■ Stated goal
Work out the number of lines in the records that include the word "title"; reply with that number alone.

# Start of Source records

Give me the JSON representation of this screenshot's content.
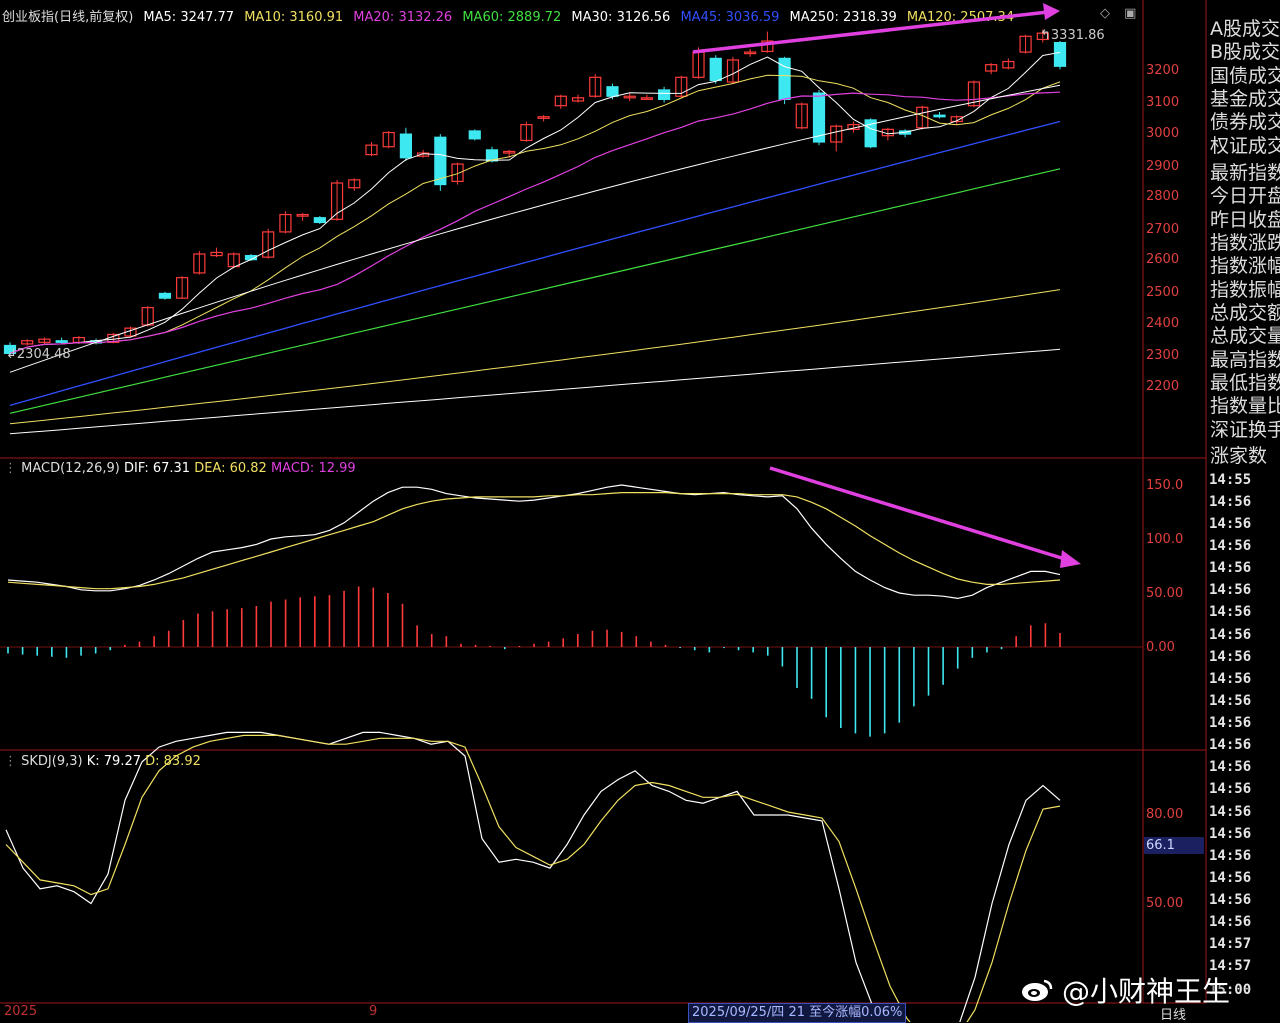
{
  "main_legend": {
    "title": "创业板指(日线,前复权)",
    "items": [
      {
        "label": "MA5: 3247.77",
        "color": "#ffffff"
      },
      {
        "label": "MA10: 3160.91",
        "color": "#f0e060"
      },
      {
        "label": "MA20: 3132.26",
        "color": "#e040e0"
      },
      {
        "label": "MA60: 2889.72",
        "color": "#40e040"
      },
      {
        "label": "MA30: 3126.56",
        "color": "#ffffff"
      },
      {
        "label": "MA45: 3036.59",
        "color": "#3050ff"
      },
      {
        "label": "MA250: 2318.39",
        "color": "#ffffff"
      },
      {
        "label": "MA120: 2507.34",
        "color": "#f0e060"
      }
    ]
  },
  "price_axis": [
    "3200",
    "3100",
    "3000",
    "2900",
    "2800",
    "2700",
    "2600",
    "2500",
    "2400",
    "2300",
    "2200"
  ],
  "macd_axis": [
    "150.0",
    "100.0",
    "50.00",
    "0.00"
  ],
  "skdj_axis": [
    "80.00",
    "50.00"
  ],
  "high_label": "3331.86",
  "low_label": "2304.48",
  "macd_legend": {
    "title": "MACD(12,26,9)",
    "dif": "DIF: 67.31",
    "dea": "DEA: 60.82",
    "macd": "MACD: 12.99"
  },
  "skdj_legend": {
    "title": "SKDJ(9,3)",
    "k": "K: 79.27",
    "d": "D: 83.92"
  },
  "skdj_current": "66.1",
  "sidebar_items": [
    "A股成交",
    "B股成交",
    "国债成交",
    "基金成交",
    "债券成交",
    "权证成交",
    "最新指数",
    "今日开盘",
    "昨日收盘",
    "指数涨跌",
    "指数涨幅",
    "指数振幅",
    "总成交额",
    "总成交量",
    "最高指数",
    "最低指数",
    "指数量比",
    "深证换手",
    "涨家数"
  ],
  "time_items": [
    "14:55",
    "14:56",
    "14:56",
    "14:56",
    "14:56",
    "14:56",
    "14:56",
    "14:56",
    "14:56",
    "14:56",
    "14:56",
    "14:56",
    "14:56",
    "14:56",
    "14:56",
    "14:56",
    "14:56",
    "14:56",
    "14:56",
    "14:56",
    "14:56",
    "14:57",
    "14:57",
    "15:00"
  ],
  "bottom": {
    "left_year": "2025",
    "month_tick": "9",
    "status": "2025/09/25/四 21 至今涨幅0.06%",
    "period": "日线"
  },
  "watermark": "@小财神王生",
  "colors": {
    "up": "#ff3b3b",
    "down": "#3ee8f0",
    "arrow": "#e040e0",
    "axis_red": "#c02020",
    "dif": "#ffffff",
    "dea": "#f0e060"
  },
  "chart_data": {
    "type": "candlestick",
    "candles": [
      {
        "o": 2330,
        "c": 2305,
        "h": 2340,
        "l": 2300
      },
      {
        "o": 2335,
        "c": 2345,
        "h": 2350,
        "l": 2330
      },
      {
        "o": 2340,
        "c": 2350,
        "h": 2355,
        "l": 2335
      },
      {
        "o": 2345,
        "c": 2340,
        "h": 2355,
        "l": 2335
      },
      {
        "o": 2340,
        "c": 2355,
        "h": 2360,
        "l": 2335
      },
      {
        "o": 2345,
        "c": 2338,
        "h": 2352,
        "l": 2333
      },
      {
        "o": 2340,
        "c": 2365,
        "h": 2370,
        "l": 2337
      },
      {
        "o": 2360,
        "c": 2385,
        "h": 2390,
        "l": 2355
      },
      {
        "o": 2395,
        "c": 2450,
        "h": 2455,
        "l": 2390
      },
      {
        "o": 2495,
        "c": 2480,
        "h": 2500,
        "l": 2475
      },
      {
        "o": 2480,
        "c": 2545,
        "h": 2550,
        "l": 2478
      },
      {
        "o": 2560,
        "c": 2620,
        "h": 2630,
        "l": 2555
      },
      {
        "o": 2615,
        "c": 2625,
        "h": 2640,
        "l": 2610
      },
      {
        "o": 2580,
        "c": 2620,
        "h": 2625,
        "l": 2575
      },
      {
        "o": 2615,
        "c": 2602,
        "h": 2620,
        "l": 2598
      },
      {
        "o": 2610,
        "c": 2690,
        "h": 2700,
        "l": 2605
      },
      {
        "o": 2690,
        "c": 2745,
        "h": 2755,
        "l": 2685
      },
      {
        "o": 2740,
        "c": 2745,
        "h": 2750,
        "l": 2725
      },
      {
        "o": 2735,
        "c": 2720,
        "h": 2740,
        "l": 2715
      },
      {
        "o": 2730,
        "c": 2845,
        "h": 2855,
        "l": 2725
      },
      {
        "o": 2830,
        "c": 2855,
        "h": 2860,
        "l": 2820
      },
      {
        "o": 2935,
        "c": 2965,
        "h": 2975,
        "l": 2930
      },
      {
        "o": 2960,
        "c": 3005,
        "h": 3010,
        "l": 2955
      },
      {
        "o": 3000,
        "c": 2925,
        "h": 3020,
        "l": 2915
      },
      {
        "o": 2930,
        "c": 2940,
        "h": 2950,
        "l": 2925
      },
      {
        "o": 2990,
        "c": 2840,
        "h": 3000,
        "l": 2820
      },
      {
        "o": 2850,
        "c": 2905,
        "h": 2910,
        "l": 2840
      },
      {
        "o": 3010,
        "c": 2985,
        "h": 3015,
        "l": 2980
      },
      {
        "o": 2950,
        "c": 2915,
        "h": 2960,
        "l": 2910
      },
      {
        "o": 2940,
        "c": 2945,
        "h": 2950,
        "l": 2925
      },
      {
        "o": 2980,
        "c": 3030,
        "h": 3040,
        "l": 2975
      },
      {
        "o": 3050,
        "c": 3055,
        "h": 3060,
        "l": 3040
      },
      {
        "o": 3090,
        "c": 3120,
        "h": 3125,
        "l": 3080
      },
      {
        "o": 3105,
        "c": 3115,
        "h": 3125,
        "l": 3100
      },
      {
        "o": 3120,
        "c": 3180,
        "h": 3190,
        "l": 3115
      },
      {
        "o": 3150,
        "c": 3120,
        "h": 3160,
        "l": 3110
      },
      {
        "o": 3115,
        "c": 3120,
        "h": 3130,
        "l": 3105
      },
      {
        "o": 3115,
        "c": 3115,
        "h": 3125,
        "l": 3108
      },
      {
        "o": 3140,
        "c": 3110,
        "h": 3150,
        "l": 3100
      },
      {
        "o": 3120,
        "c": 3180,
        "h": 3185,
        "l": 3115
      },
      {
        "o": 3180,
        "c": 3260,
        "h": 3275,
        "l": 3175
      },
      {
        "o": 3240,
        "c": 3170,
        "h": 3250,
        "l": 3160
      },
      {
        "o": 3165,
        "c": 3235,
        "h": 3245,
        "l": 3160
      },
      {
        "o": 3260,
        "c": 3260,
        "h": 3270,
        "l": 3245
      },
      {
        "o": 3262,
        "c": 3295,
        "h": 3325,
        "l": 3258
      },
      {
        "o": 3240,
        "c": 3110,
        "h": 3245,
        "l": 3095
      },
      {
        "o": 3020,
        "c": 3095,
        "h": 3100,
        "l": 3015
      },
      {
        "o": 3130,
        "c": 2975,
        "h": 3140,
        "l": 2965
      },
      {
        "o": 2975,
        "c": 3025,
        "h": 3030,
        "l": 2945
      },
      {
        "o": 3015,
        "c": 3030,
        "h": 3040,
        "l": 3005
      },
      {
        "o": 3045,
        "c": 2960,
        "h": 3050,
        "l": 2955
      },
      {
        "o": 2995,
        "c": 3015,
        "h": 3020,
        "l": 2980
      },
      {
        "o": 3010,
        "c": 3000,
        "h": 3015,
        "l": 2990
      },
      {
        "o": 3020,
        "c": 3085,
        "h": 3090,
        "l": 3015
      },
      {
        "o": 3060,
        "c": 3055,
        "h": 3070,
        "l": 3050
      },
      {
        "o": 3040,
        "c": 3055,
        "h": 3060,
        "l": 3030
      },
      {
        "o": 3090,
        "c": 3165,
        "h": 3170,
        "l": 3085
      },
      {
        "o": 3200,
        "c": 3220,
        "h": 3225,
        "l": 3190
      },
      {
        "o": 3210,
        "c": 3230,
        "h": 3240,
        "l": 3205
      },
      {
        "o": 3260,
        "c": 3310,
        "h": 3315,
        "l": 3255
      },
      {
        "o": 3300,
        "c": 3320,
        "h": 3332,
        "l": 3290
      },
      {
        "o": 3290,
        "c": 3215,
        "h": 3295,
        "l": 3205
      }
    ],
    "macd_hist": [
      -6,
      -7,
      -8,
      -9,
      -10,
      -8,
      -6,
      -3,
      2,
      5,
      10,
      15,
      25,
      31,
      33,
      35,
      36,
      38,
      42,
      44,
      46,
      47,
      48,
      52,
      56,
      55,
      50,
      40,
      20,
      12,
      10,
      3,
      2,
      1,
      -2,
      1,
      3,
      5,
      8,
      12,
      15,
      16,
      14,
      10,
      5,
      2,
      -1,
      -3,
      -5,
      -1,
      -3,
      -5,
      -8,
      -18,
      -38,
      -48,
      -65,
      -75,
      -80,
      -83,
      -80,
      -70,
      -55,
      -45,
      -35,
      -20,
      -10,
      -5,
      -2,
      10,
      20,
      22,
      13
    ],
    "dif": [
      62,
      61,
      60,
      58,
      56,
      53,
      52,
      52,
      54,
      57,
      62,
      68,
      75,
      82,
      88,
      90,
      92,
      95,
      100,
      102,
      103,
      104,
      108,
      115,
      125,
      135,
      143,
      148,
      148,
      146,
      142,
      140,
      138,
      137,
      136,
      135,
      136,
      138,
      140,
      142,
      145,
      148,
      150,
      148,
      146,
      144,
      142,
      141,
      142,
      143,
      141,
      140,
      139,
      140,
      128,
      110,
      95,
      82,
      70,
      62,
      55,
      50,
      48,
      48,
      47,
      45,
      48,
      55,
      60,
      65,
      70,
      70,
      67
    ],
    "dea": [
      60,
      59,
      58,
      57,
      56,
      55,
      54,
      54,
      55,
      56,
      58,
      61,
      64,
      68,
      72,
      76,
      80,
      84,
      88,
      92,
      96,
      100,
      104,
      108,
      112,
      116,
      122,
      128,
      132,
      135,
      137,
      138,
      139,
      139,
      139,
      139,
      139,
      140,
      140,
      141,
      141,
      142,
      143,
      143,
      143,
      143,
      142,
      142,
      142,
      142,
      142,
      141,
      141,
      141,
      139,
      134,
      128,
      120,
      112,
      103,
      95,
      87,
      80,
      74,
      68,
      63,
      60,
      58,
      58,
      59,
      60,
      61,
      62
    ],
    "skdj_k": [
      75,
      62,
      55,
      56,
      54,
      50,
      60,
      85,
      98,
      103,
      105,
      106,
      107,
      108,
      108,
      108,
      107,
      106,
      105,
      104,
      106,
      108,
      108,
      107,
      106,
      104,
      105,
      100,
      72,
      64,
      65,
      64,
      62,
      70,
      80,
      88,
      92,
      95,
      90,
      88,
      85,
      84,
      86,
      88,
      80,
      80,
      80,
      79,
      78,
      55,
      30,
      15,
      8,
      5,
      0,
      2,
      8,
      25,
      50,
      70,
      85,
      90,
      85
    ],
    "skdj_d": [
      70,
      64,
      58,
      57,
      56,
      53,
      55,
      70,
      86,
      95,
      100,
      103,
      105,
      106,
      107,
      107,
      107,
      106,
      105,
      104,
      104,
      105,
      106,
      106,
      106,
      105,
      105,
      103,
      90,
      76,
      69,
      66,
      63,
      65,
      70,
      78,
      85,
      90,
      91,
      90,
      88,
      86,
      86,
      87,
      85,
      83,
      81,
      80,
      79,
      71,
      55,
      38,
      22,
      11,
      4,
      2,
      5,
      14,
      30,
      50,
      68,
      82,
      83
    ]
  }
}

# End of Source records

■ Final result
3